Pictures in the data below are not part of the copy; transcribe everything else exactly.

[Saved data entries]
= = = = = = =
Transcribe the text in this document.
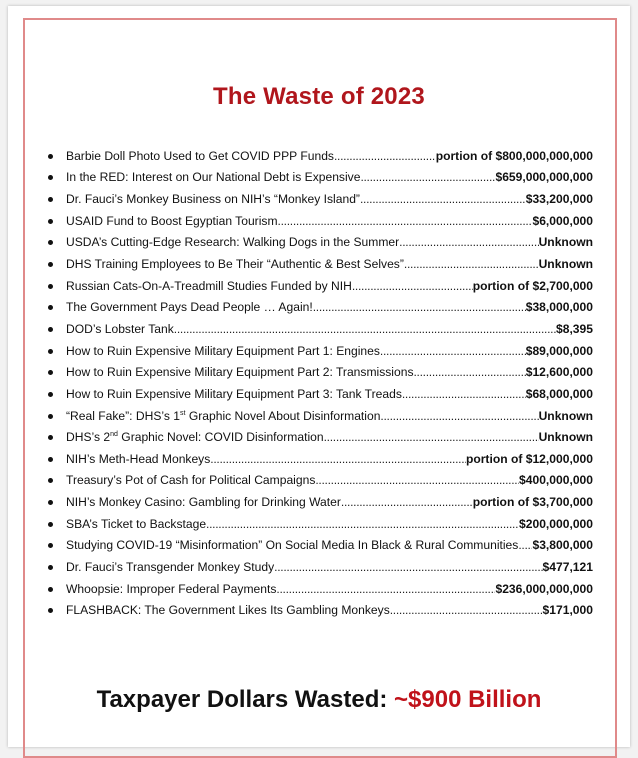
The Waste of 2023
Barbie Doll Photo Used to Get COVID PPP Funds .....	portion of $800,000,000,000
In the RED: Interest on Our National Debt is Expensive .....	$659,000,000,000
Dr. Fauci’s Monkey Business on NIH’s “Monkey Island” .....	$33,200,000
USAID Fund to Boost Egyptian Tourism .....	$6,000,000
USDA’s Cutting-Edge Research: Walking Dogs in the Summer .....	Unknown
DHS Training Employees to Be Their “Authentic & Best Selves” .....	Unknown
Russian Cats-On-A-Treadmill Studies Funded by NIH .....	portion of $2,700,000
The Government Pays Dead People … Again! .....	$38,000,000
DOD’s Lobster Tank .....	$8,395
How to Ruin Expensive Military Equipment Part 1: Engines .....	$89,000,000
How to Ruin Expensive Military Equipment Part 2: Transmissions .....	$12,600,000
How to Ruin Expensive Military Equipment Part 3: Tank Treads .....	$68,000,000
“Real Fake”: DHS’s 1st Graphic Novel About Disinformation .....	Unknown
DHS’s 2nd Graphic Novel: COVID Disinformation .....	Unknown
NIH’s Meth-Head Monkeys .....	portion of $12,000,000
Treasury’s Pot of Cash for Political Campaigns .....	$400,000,000
NIH’s Monkey Casino: Gambling for Drinking Water .....	portion of $3,700,000
SBA’s Ticket to Backstage .....	$200,000,000
Studying COVID-19 “Misinformation” On Social Media In Black & Rural Communities ..... $3,800,000
Dr. Fauci’s Transgender Monkey Study .....	$477,121
Whoopsie: Improper Federal Payments .....	$236,000,000,000
FLASHBACK: The Government Likes Its Gambling Monkeys .....	$171,000
Taxpayer Dollars Wasted: ~$900 Billion
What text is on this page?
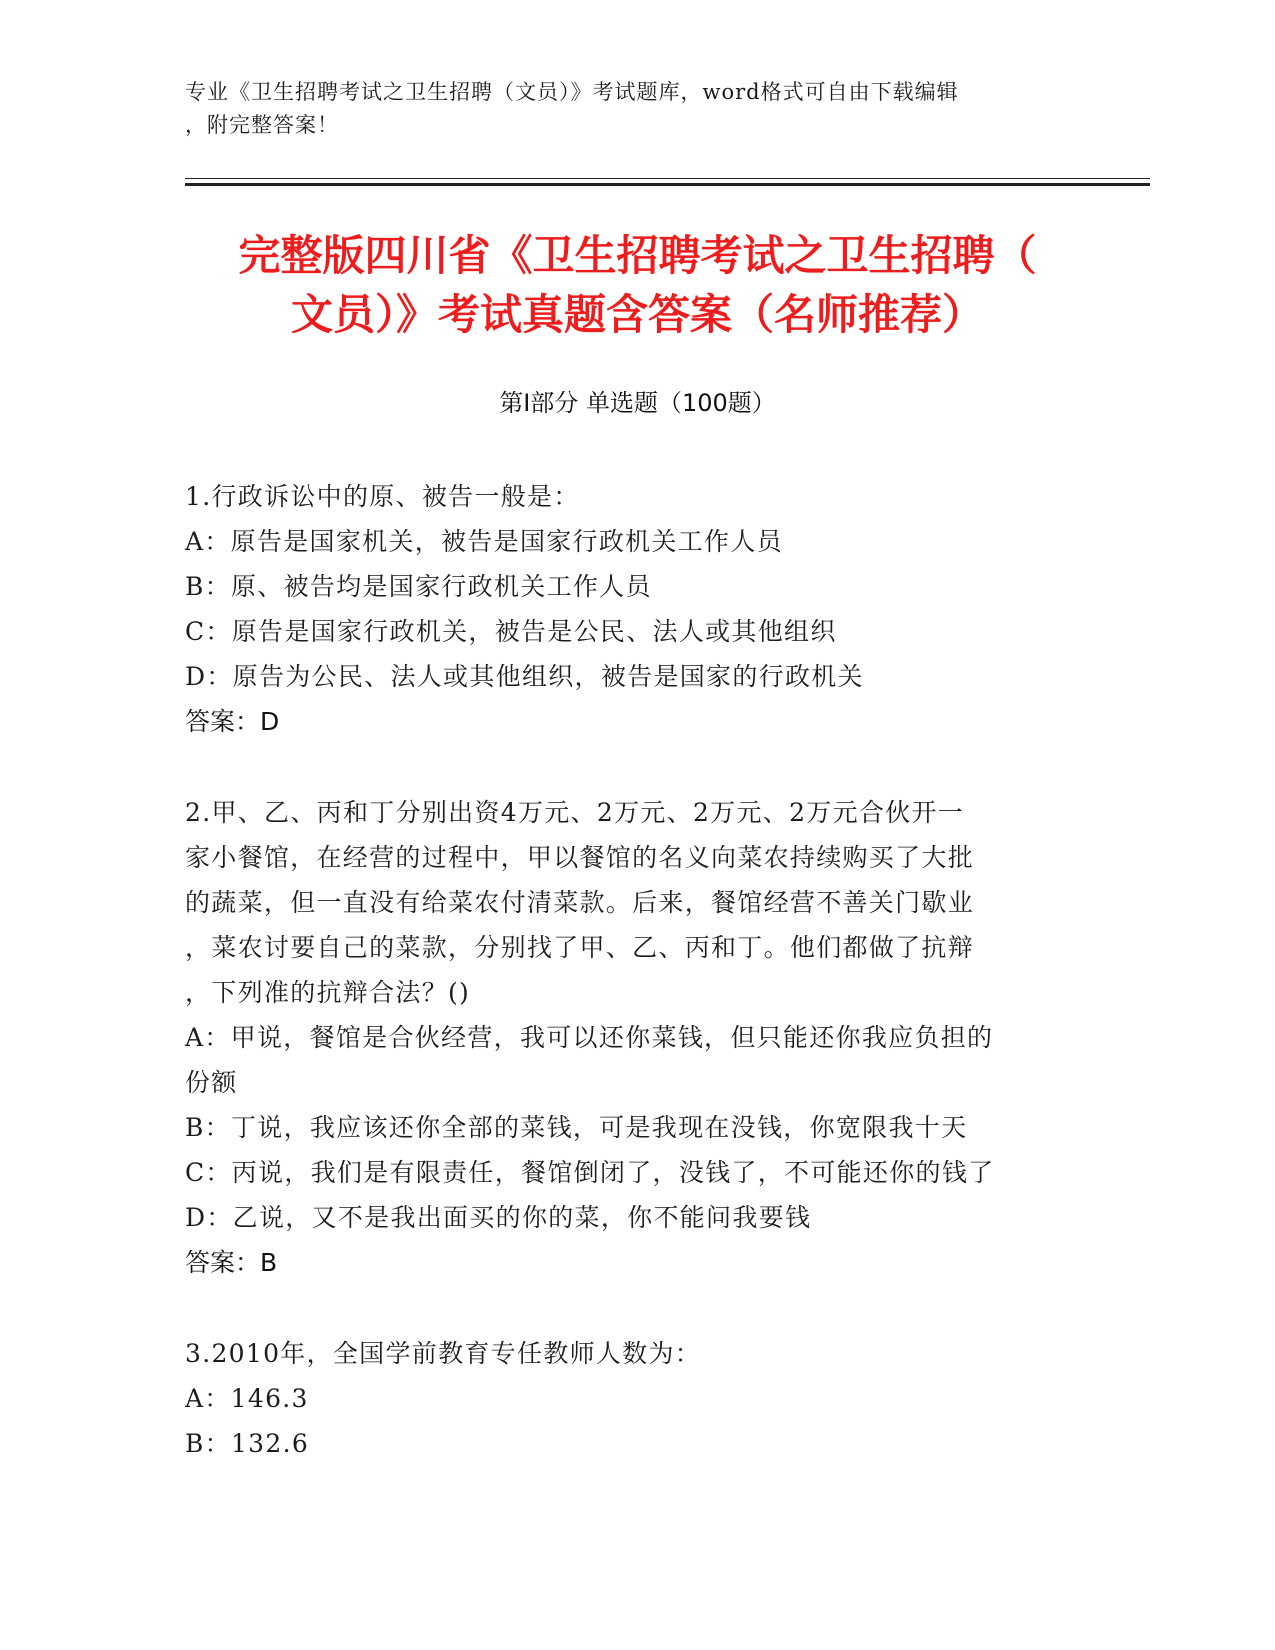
专业《卫生招聘考试之卫生招聘（文员）》考试题库，word格式可自由下载编辑
，附完整答案！
完整版四川省《卫生招聘考试之卫生招聘（
文员）》考试真题含答案（名师推荐）
第Ⅰ部分 单选题（100题）
1.行政诉讼中的原、被告一般是：
A：原告是国家机关，被告是国家行政机关工作人员
B：原、被告均是国家行政机关工作人员
C：原告是国家行政机关，被告是公民、法人或其他组织
D：原告为公民、法人或其他组织，被告是国家的行政机关
答案：D
2.甲、乙、丙和丁分别出资4万元、2万元、2万元、2万元合伙开一
家小餐馆，在经营的过程中，甲以餐馆的名义向菜农持续购买了大批
的蔬菜，但一直没有给菜农付清菜款。后来，餐馆经营不善关门歇业
，菜农讨要自己的菜款，分别找了甲、乙、丙和丁。他们都做了抗辩
，下列准的抗辩合法？()
A：甲说，餐馆是合伙经营，我可以还你菜钱，但只能还你我应负担的
份额
B：丁说，我应该还你全部的菜钱，可是我现在没钱，你宽限我十天
C：丙说，我们是有限责任，餐馆倒闭了，没钱了，不可能还你的钱了
D：乙说，又不是我出面买的你的菜，你不能问我要钱
答案：B
3.2010年，全国学前教育专任教师人数为：
A：146.3
B：132.6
= = = = = = =
#### TASK RESULT:
Transcribe the text in this document.
The Waste of 2023
Barbie Doll Photo Used to Get COVID PPP Funds .....	portion of $800,000,000,000
In the RED: Interest on Our National Debt is Expensive .....	$659,000,000,000
Dr. Fauci’s Monkey Business on NIH’s “Monkey Island” .....	$33,200,000
USAID Fund to Boost Egyptian Tourism .....	$6,000,000
USDA’s Cutting-Edge Research: Walking Dogs in the Summer .....	Unknown
DHS Training Employees to Be Their “Authentic & Best Selves” .....	Unknown
Russian Cats-On-A-Treadmill Studies Funded by NIH .....	portion of $2,700,000
The Government Pays Dead People … Again! .....	$38,000,000
DOD’s Lobster Tank .....	$8,395
How to Ruin Expensive Military Equipment Part 1: Engines .....	$89,000,000
How to Ruin Expensive Military Equipment Part 2: Transmissions .....	$12,600,000
How to Ruin Expensive Military Equipment Part 3: Tank Treads .....	$68,000,000
“Real Fake”: DHS’s 1st Graphic Novel About Disinformation .....	Unknown
DHS’s 2nd Graphic Novel: COVID Disinformation .....	Unknown
NIH’s Meth-Head Monkeys .....	portion of $12,000,000
Treasury’s Pot of Cash for Political Campaigns .....	$400,000,000
NIH’s Monkey Casino: Gambling for Drinking Water .....	portion of $3,700,000
SBA’s Ticket to Backstage .....	$200,000,000
Studying COVID-19 “Misinformation” On Social Media In Black & Rural Communities ..... $3,800,000
Dr. Fauci’s Transgender Monkey Study .....	$477,121
Whoopsie: Improper Federal Payments .....	$236,000,000,000
FLASHBACK: The Government Likes Its Gambling Monkeys .....	$171,000
Taxpayer Dollars Wasted: ~$900 Billion
What text is on this page?
专业《卫生招聘考试之卫生招聘（文员）》考试题库，word格式可自由下载编辑
，附完整答案！
完整版四川省《卫生招聘考试之卫生招聘（
文员）》考试真题含答案（名师推荐）
第Ⅰ部分 单选题（100题）
1.行政诉讼中的原、被告一般是：
A：原告是国家机关，被告是国家行政机关工作人员
B：原、被告均是国家行政机关工作人员
C：原告是国家行政机关，被告是公民、法人或其他组织
D：原告为公民、法人或其他组织，被告是国家的行政机关
答案：D
2.甲、乙、丙和丁分别出资4万元、2万元、2万元、2万元合伙开一
家小餐馆，在经营的过程中，甲以餐馆的名义向菜农持续购买了大批
的蔬菜，但一直没有给菜农付清菜款。后来，餐馆经营不善关门歇业
，菜农讨要自己的菜款，分别找了甲、乙、丙和丁。他们都做了抗辩
，下列准的抗辩合法？()
A：甲说，餐馆是合伙经营，我可以还你菜钱，但只能还你我应负担的
份额
B：丁说，我应该还你全部的菜钱，可是我现在没钱，你宽限我十天
C：丙说，我们是有限责任，餐馆倒闭了，没钱了，不可能还你的钱了
D：乙说，又不是我出面买的你的菜，你不能问我要钱
答案：B
3.2010年，全国学前教育专任教师人数为：
A：146.3
B：132.6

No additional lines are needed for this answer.